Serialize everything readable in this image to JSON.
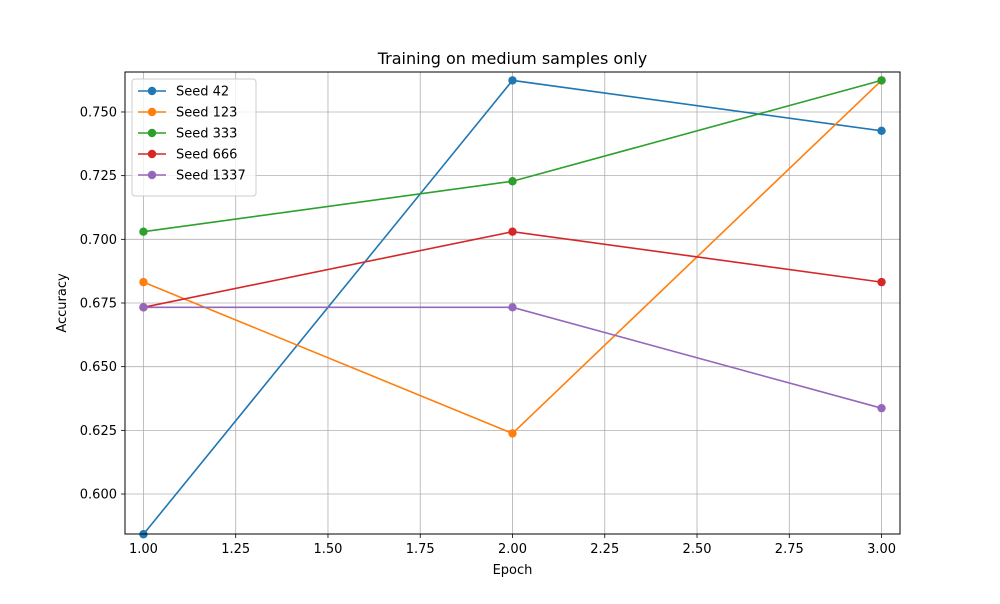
{
  "chart_data": {
    "type": "line",
    "title": "Training on medium samples only",
    "xlabel": "Epoch",
    "ylabel": "Accuracy",
    "x": [
      1.0,
      2.0,
      3.0
    ],
    "xlim": [
      0.95,
      3.05
    ],
    "ylim": [
      0.5843,
      0.7657
    ],
    "xticks": [
      1.0,
      1.25,
      1.5,
      1.75,
      2.0,
      2.25,
      2.5,
      2.75,
      3.0
    ],
    "xtick_labels": [
      "1.00",
      "1.25",
      "1.50",
      "1.75",
      "2.00",
      "2.25",
      "2.50",
      "2.75",
      "3.00"
    ],
    "yticks": [
      0.6,
      0.625,
      0.65,
      0.675,
      0.7,
      0.725,
      0.75
    ],
    "ytick_labels": [
      "0.600",
      "0.625",
      "0.650",
      "0.675",
      "0.700",
      "0.725",
      "0.750"
    ],
    "grid": true,
    "legend_position": "top-left",
    "series": [
      {
        "name": "Seed 42",
        "color": "#1f77b4",
        "values": [
          0.5842,
          0.7624,
          0.7426
        ]
      },
      {
        "name": "Seed 123",
        "color": "#ff7f0e",
        "values": [
          0.6832,
          0.6238,
          0.7624
        ]
      },
      {
        "name": "Seed 333",
        "color": "#2ca02c",
        "values": [
          0.703,
          0.7228,
          0.7624
        ]
      },
      {
        "name": "Seed 666",
        "color": "#d62728",
        "values": [
          0.6733,
          0.703,
          0.6832
        ]
      },
      {
        "name": "Seed 1337",
        "color": "#9467bd",
        "values": [
          0.6733,
          0.6733,
          0.6337
        ]
      }
    ]
  }
}
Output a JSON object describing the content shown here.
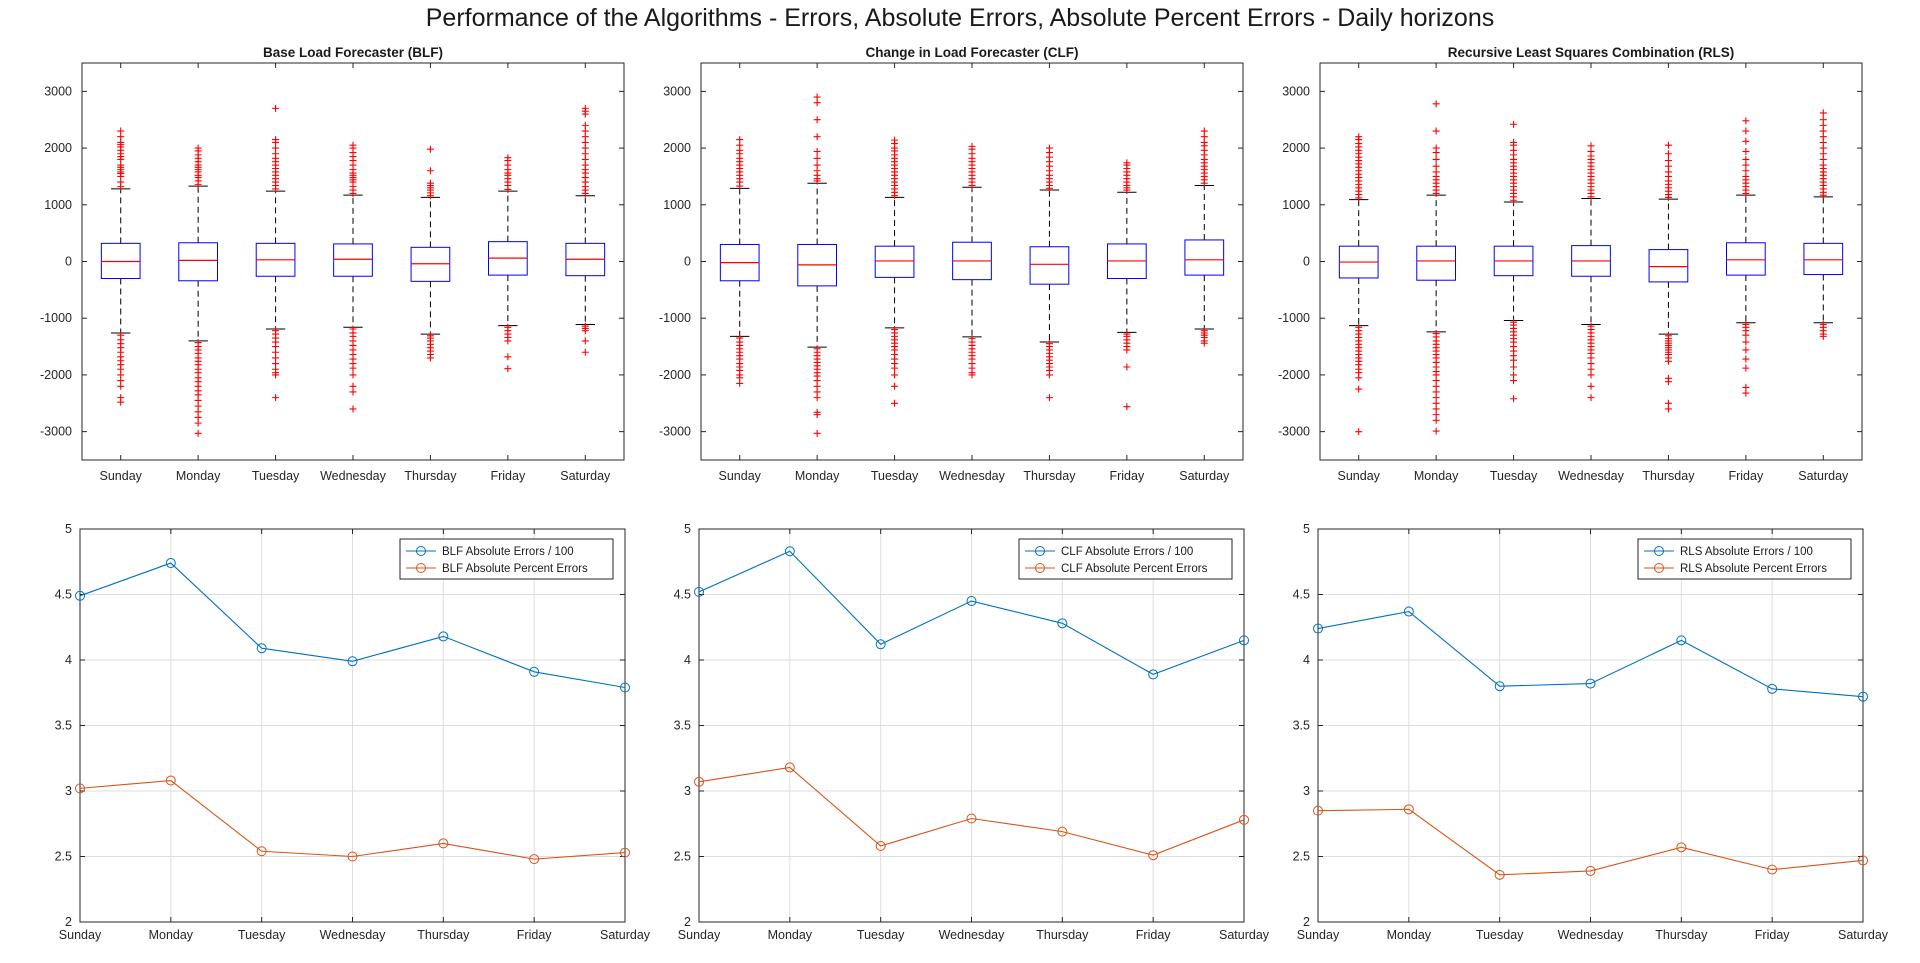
{
  "figure_title": "Performance of the Algorithms - Errors, Absolute Errors, Absolute Percent Errors - Daily horizons",
  "colors": {
    "box": "#0000ff",
    "median": "#ff0000",
    "outlier": "#ff0000",
    "whisker": "#000000",
    "series_abs": "#0072bd",
    "series_pct": "#d95319",
    "grid": "#dedede"
  },
  "chart_data": [
    {
      "type": "box",
      "title": "Base Load Forecaster (BLF)",
      "categories": [
        "Sunday",
        "Monday",
        "Tuesday",
        "Wednesday",
        "Thursday",
        "Friday",
        "Saturday"
      ],
      "ylim": [
        -3500,
        3500
      ],
      "yticks": [
        -3000,
        -2000,
        -1000,
        0,
        1000,
        2000,
        3000
      ],
      "grid": false,
      "boxes": [
        {
          "q1": -300,
          "median": 0,
          "q3": 320,
          "whisker_low": -1260,
          "whisker_high": 1280,
          "outliers_high": [
            1320,
            1400,
            1500,
            1550,
            1580,
            1620,
            1660,
            1700,
            1800,
            1850,
            1900,
            1960,
            2020,
            2060,
            2100,
            2200,
            2300
          ],
          "outliers_low": [
            -1300,
            -1380,
            -1450,
            -1520,
            -1600,
            -1680,
            -1750,
            -1820,
            -1900,
            -2000,
            -2100,
            -2200,
            -2400,
            -2480
          ]
        },
        {
          "q1": -340,
          "median": 20,
          "q3": 330,
          "whisker_low": -1400,
          "whisker_high": 1330,
          "outliers_high": [
            1360,
            1420,
            1480,
            1520,
            1580,
            1620,
            1660,
            1700,
            1760,
            1820,
            1880,
            1950,
            2000
          ],
          "outliers_low": [
            -1430,
            -1500,
            -1560,
            -1620,
            -1700,
            -1760,
            -1820,
            -1900,
            -1960,
            -2050,
            -2120,
            -2200,
            -2280,
            -2350,
            -2450,
            -2550,
            -2650,
            -2750,
            -2850,
            -3030
          ]
        },
        {
          "q1": -260,
          "median": 30,
          "q3": 320,
          "whisker_low": -1190,
          "whisker_high": 1240,
          "outliers_high": [
            1280,
            1340,
            1400,
            1460,
            1520,
            1580,
            1640,
            1700,
            1760,
            1820,
            1900,
            2000,
            2100,
            2150,
            2700
          ],
          "outliers_low": [
            -1220,
            -1280,
            -1350,
            -1420,
            -1500,
            -1600,
            -1700,
            -1800,
            -1900,
            -1960,
            -2000,
            -2400
          ]
        },
        {
          "q1": -260,
          "median": 40,
          "q3": 310,
          "whisker_low": -1160,
          "whisker_high": 1170,
          "outliers_high": [
            1200,
            1260,
            1320,
            1400,
            1440,
            1480,
            1520,
            1560,
            1620,
            1700,
            1780,
            1850,
            1920,
            2000,
            2050
          ],
          "outliers_low": [
            -1190,
            -1260,
            -1320,
            -1400,
            -1480,
            -1560,
            -1640,
            -1720,
            -1800,
            -1880,
            -2000,
            -2200,
            -2300,
            -2600
          ]
        },
        {
          "q1": -350,
          "median": -40,
          "q3": 250,
          "whisker_low": -1280,
          "whisker_high": 1130,
          "outliers_high": [
            1160,
            1210,
            1260,
            1300,
            1340,
            1380,
            1600,
            1980
          ],
          "outliers_low": [
            -1310,
            -1350,
            -1400,
            -1460,
            -1520,
            -1580,
            -1640,
            -1700
          ]
        },
        {
          "q1": -240,
          "median": 60,
          "q3": 350,
          "whisker_low": -1130,
          "whisker_high": 1240,
          "outliers_high": [
            1270,
            1340,
            1400,
            1460,
            1520,
            1560,
            1620,
            1700,
            1780,
            1830
          ],
          "outliers_low": [
            -1160,
            -1220,
            -1280,
            -1340,
            -1400,
            -1680,
            -1890
          ]
        },
        {
          "q1": -250,
          "median": 40,
          "q3": 320,
          "whisker_low": -1110,
          "whisker_high": 1160,
          "outliers_high": [
            1200,
            1260,
            1320,
            1400,
            1480,
            1560,
            1620,
            1700,
            1800,
            1900,
            2000,
            2100,
            2200,
            2300,
            2400,
            2600,
            2650,
            2700
          ],
          "outliers_low": [
            -1140,
            -1180,
            -1220,
            -1400,
            -1600
          ]
        }
      ]
    },
    {
      "type": "box",
      "title": "Change in Load Forecaster (CLF)",
      "categories": [
        "Sunday",
        "Monday",
        "Tuesday",
        "Wednesday",
        "Thursday",
        "Friday",
        "Saturday"
      ],
      "ylim": [
        -3500,
        3500
      ],
      "yticks": [
        -3000,
        -2000,
        -1000,
        0,
        1000,
        2000,
        3000
      ],
      "grid": false,
      "boxes": [
        {
          "q1": -340,
          "median": -20,
          "q3": 300,
          "whisker_low": -1320,
          "whisker_high": 1290,
          "outliers_high": [
            1330,
            1400,
            1460,
            1520,
            1580,
            1640,
            1700,
            1760,
            1820,
            1900,
            1960,
            2050,
            2150
          ],
          "outliers_low": [
            -1350,
            -1420,
            -1480,
            -1540,
            -1600,
            -1660,
            -1720,
            -1800,
            -1860,
            -1920,
            -2000,
            -2050,
            -2150
          ]
        },
        {
          "q1": -430,
          "median": -60,
          "q3": 300,
          "whisker_low": -1510,
          "whisker_high": 1380,
          "outliers_high": [
            1420,
            1460,
            1520,
            1600,
            1700,
            1820,
            1940,
            2200,
            2500,
            2800,
            2900
          ],
          "outliers_low": [
            -1540,
            -1600,
            -1660,
            -1720,
            -1780,
            -1840,
            -1900,
            -1960,
            -2020,
            -2100,
            -2200,
            -2300,
            -2400,
            -2660,
            -2700,
            -3030
          ]
        },
        {
          "q1": -280,
          "median": 10,
          "q3": 270,
          "whisker_low": -1170,
          "whisker_high": 1130,
          "outliers_high": [
            1160,
            1220,
            1280,
            1340,
            1400,
            1460,
            1520,
            1580,
            1640,
            1700,
            1760,
            1820,
            1880,
            1950,
            2000,
            2080,
            2140
          ],
          "outliers_low": [
            -1200,
            -1260,
            -1320,
            -1380,
            -1440,
            -1500,
            -1560,
            -1640,
            -1720,
            -1800,
            -1880,
            -2000,
            -2200,
            -2500
          ]
        },
        {
          "q1": -320,
          "median": 10,
          "q3": 340,
          "whisker_low": -1330,
          "whisker_high": 1310,
          "outliers_high": [
            1340,
            1400,
            1460,
            1520,
            1580,
            1640,
            1700,
            1760,
            1820,
            1900,
            1980,
            2030
          ],
          "outliers_low": [
            -1360,
            -1420,
            -1480,
            -1540,
            -1600,
            -1660,
            -1720,
            -1800,
            -1880,
            -1960,
            -2000
          ]
        },
        {
          "q1": -400,
          "median": -50,
          "q3": 260,
          "whisker_low": -1420,
          "whisker_high": 1260,
          "outliers_high": [
            1290,
            1340,
            1400,
            1460,
            1520,
            1600,
            1680,
            1760,
            1840,
            1920,
            2000
          ],
          "outliers_low": [
            -1450,
            -1500,
            -1560,
            -1620,
            -1680,
            -1740,
            -1800,
            -1860,
            -1920,
            -2000,
            -2400
          ]
        },
        {
          "q1": -300,
          "median": 10,
          "q3": 310,
          "whisker_low": -1250,
          "whisker_high": 1220,
          "outliers_high": [
            1260,
            1300,
            1340,
            1400,
            1460,
            1520,
            1580,
            1640,
            1700,
            1740
          ],
          "outliers_low": [
            -1280,
            -1320,
            -1380,
            -1440,
            -1500,
            -1560,
            -1860,
            -2560
          ]
        },
        {
          "q1": -240,
          "median": 30,
          "q3": 380,
          "whisker_low": -1190,
          "whisker_high": 1340,
          "outliers_high": [
            1380,
            1440,
            1500,
            1560,
            1620,
            1680,
            1740,
            1800,
            1880,
            1960,
            2040,
            2100,
            2200,
            2300
          ],
          "outliers_low": [
            -1220,
            -1260,
            -1300,
            -1340,
            -1400,
            -1440
          ]
        }
      ]
    },
    {
      "type": "box",
      "title": "Recursive Least Squares Combination (RLS)",
      "categories": [
        "Sunday",
        "Monday",
        "Tuesday",
        "Wednesday",
        "Thursday",
        "Friday",
        "Saturday"
      ],
      "ylim": [
        -3500,
        3500
      ],
      "yticks": [
        -3000,
        -2000,
        -1000,
        0,
        1000,
        2000,
        3000
      ],
      "grid": false,
      "boxes": [
        {
          "q1": -290,
          "median": -10,
          "q3": 270,
          "whisker_low": -1130,
          "whisker_high": 1090,
          "outliers_high": [
            1120,
            1180,
            1240,
            1300,
            1360,
            1420,
            1480,
            1540,
            1600,
            1660,
            1720,
            1780,
            1840,
            1900,
            1960,
            2020,
            2080,
            2150,
            2200
          ],
          "outliers_low": [
            -1160,
            -1220,
            -1280,
            -1340,
            -1400,
            -1460,
            -1520,
            -1580,
            -1640,
            -1700,
            -1760,
            -1820,
            -1900,
            -1960,
            -2050,
            -2250,
            -3000
          ]
        },
        {
          "q1": -330,
          "median": 10,
          "q3": 270,
          "whisker_low": -1240,
          "whisker_high": 1170,
          "outliers_high": [
            1200,
            1260,
            1320,
            1380,
            1440,
            1500,
            1580,
            1680,
            1800,
            1920,
            2000,
            2300,
            2780
          ],
          "outliers_low": [
            -1270,
            -1330,
            -1400,
            -1460,
            -1520,
            -1580,
            -1640,
            -1700,
            -1780,
            -1860,
            -1940,
            -2000,
            -2100,
            -2200,
            -2300,
            -2400,
            -2500,
            -2600,
            -2700,
            -2800,
            -2990
          ]
        },
        {
          "q1": -250,
          "median": 10,
          "q3": 270,
          "whisker_low": -1040,
          "whisker_high": 1050,
          "outliers_high": [
            1080,
            1140,
            1200,
            1260,
            1320,
            1380,
            1440,
            1500,
            1560,
            1620,
            1680,
            1740,
            1800,
            1880,
            1960,
            2050,
            2100,
            2420
          ],
          "outliers_low": [
            -1070,
            -1120,
            -1180,
            -1240,
            -1300,
            -1360,
            -1420,
            -1500,
            -1580,
            -1660,
            -1740,
            -1860,
            -2000,
            -2100,
            -2420
          ]
        },
        {
          "q1": -260,
          "median": 10,
          "q3": 280,
          "whisker_low": -1110,
          "whisker_high": 1110,
          "outliers_high": [
            1140,
            1200,
            1260,
            1320,
            1380,
            1440,
            1500,
            1560,
            1620,
            1680,
            1740,
            1800,
            1860,
            1940,
            2040
          ],
          "outliers_low": [
            -1140,
            -1200,
            -1260,
            -1320,
            -1380,
            -1440,
            -1500,
            -1560,
            -1620,
            -1700,
            -1800,
            -1900,
            -2000,
            -2200,
            -2400
          ]
        },
        {
          "q1": -360,
          "median": -90,
          "q3": 210,
          "whisker_low": -1280,
          "whisker_high": 1100,
          "outliers_high": [
            1130,
            1180,
            1240,
            1300,
            1360,
            1420,
            1500,
            1580,
            1680,
            1780,
            1900,
            2050
          ],
          "outliers_low": [
            -1310,
            -1360,
            -1400,
            -1440,
            -1480,
            -1520,
            -1560,
            -1600,
            -1640,
            -1700,
            -1760,
            -2060,
            -2120,
            -2500,
            -2600
          ]
        },
        {
          "q1": -240,
          "median": 30,
          "q3": 330,
          "whisker_low": -1080,
          "whisker_high": 1170,
          "outliers_high": [
            1200,
            1260,
            1320,
            1380,
            1440,
            1500,
            1600,
            1700,
            1800,
            1940,
            2120,
            2300,
            2480
          ],
          "outliers_low": [
            -1110,
            -1160,
            -1220,
            -1300,
            -1420,
            -1560,
            -1720,
            -1880,
            -2220,
            -2320
          ]
        },
        {
          "q1": -230,
          "median": 30,
          "q3": 320,
          "whisker_low": -1080,
          "whisker_high": 1140,
          "outliers_high": [
            1170,
            1220,
            1280,
            1340,
            1400,
            1460,
            1520,
            1580,
            1640,
            1700,
            1800,
            1900,
            2000,
            2100,
            2200,
            2300,
            2400,
            2500,
            2620
          ],
          "outliers_low": [
            -1110,
            -1160,
            -1220,
            -1280,
            -1320
          ]
        }
      ]
    },
    {
      "type": "line",
      "x": [
        "Sunday",
        "Monday",
        "Tuesday",
        "Wednesday",
        "Thursday",
        "Friday",
        "Saturday"
      ],
      "ylim": [
        2,
        5
      ],
      "yticks": [
        "2",
        "2.5",
        "3",
        "3.5",
        "4",
        "4.5",
        "5"
      ],
      "grid": true,
      "legend": "top-right",
      "series": [
        {
          "name": "BLF Absolute Errors / 100",
          "values": [
            4.49,
            4.74,
            4.09,
            3.99,
            4.18,
            3.91,
            3.79
          ]
        },
        {
          "name": "BLF Absolute Percent Errors",
          "values": [
            3.02,
            3.08,
            2.54,
            2.5,
            2.6,
            2.48,
            2.53
          ]
        }
      ]
    },
    {
      "type": "line",
      "x": [
        "Sunday",
        "Monday",
        "Tuesday",
        "Wednesday",
        "Thursday",
        "Friday",
        "Saturday"
      ],
      "ylim": [
        2,
        5
      ],
      "yticks": [
        "2",
        "2.5",
        "3",
        "3.5",
        "4",
        "4.5",
        "5"
      ],
      "grid": true,
      "legend": "top-right",
      "series": [
        {
          "name": "CLF Absolute Errors / 100",
          "values": [
            4.52,
            4.83,
            4.12,
            4.45,
            4.28,
            3.89,
            4.15
          ]
        },
        {
          "name": "CLF Absolute Percent Errors",
          "values": [
            3.07,
            3.18,
            2.58,
            2.79,
            2.69,
            2.51,
            2.78
          ]
        }
      ]
    },
    {
      "type": "line",
      "x": [
        "Sunday",
        "Monday",
        "Tuesday",
        "Wednesday",
        "Thursday",
        "Friday",
        "Saturday"
      ],
      "ylim": [
        2,
        5
      ],
      "yticks": [
        "2",
        "2.5",
        "3",
        "3.5",
        "4",
        "4.5",
        "5"
      ],
      "grid": true,
      "legend": "top-right",
      "series": [
        {
          "name": "RLS Absolute Errors / 100",
          "values": [
            4.24,
            4.37,
            3.8,
            3.82,
            4.15,
            3.78,
            3.72
          ]
        },
        {
          "name": "RLS Absolute Percent Errors",
          "values": [
            2.85,
            2.86,
            2.36,
            2.39,
            2.57,
            2.4,
            2.47
          ]
        }
      ]
    }
  ]
}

» Stated task
Copy out the lines in which the string "Forecaster" appears.

» Response below
      "title": "Base Load Forecaster (BLF)",
      "title": "Change in Load Forecaster (CLF)",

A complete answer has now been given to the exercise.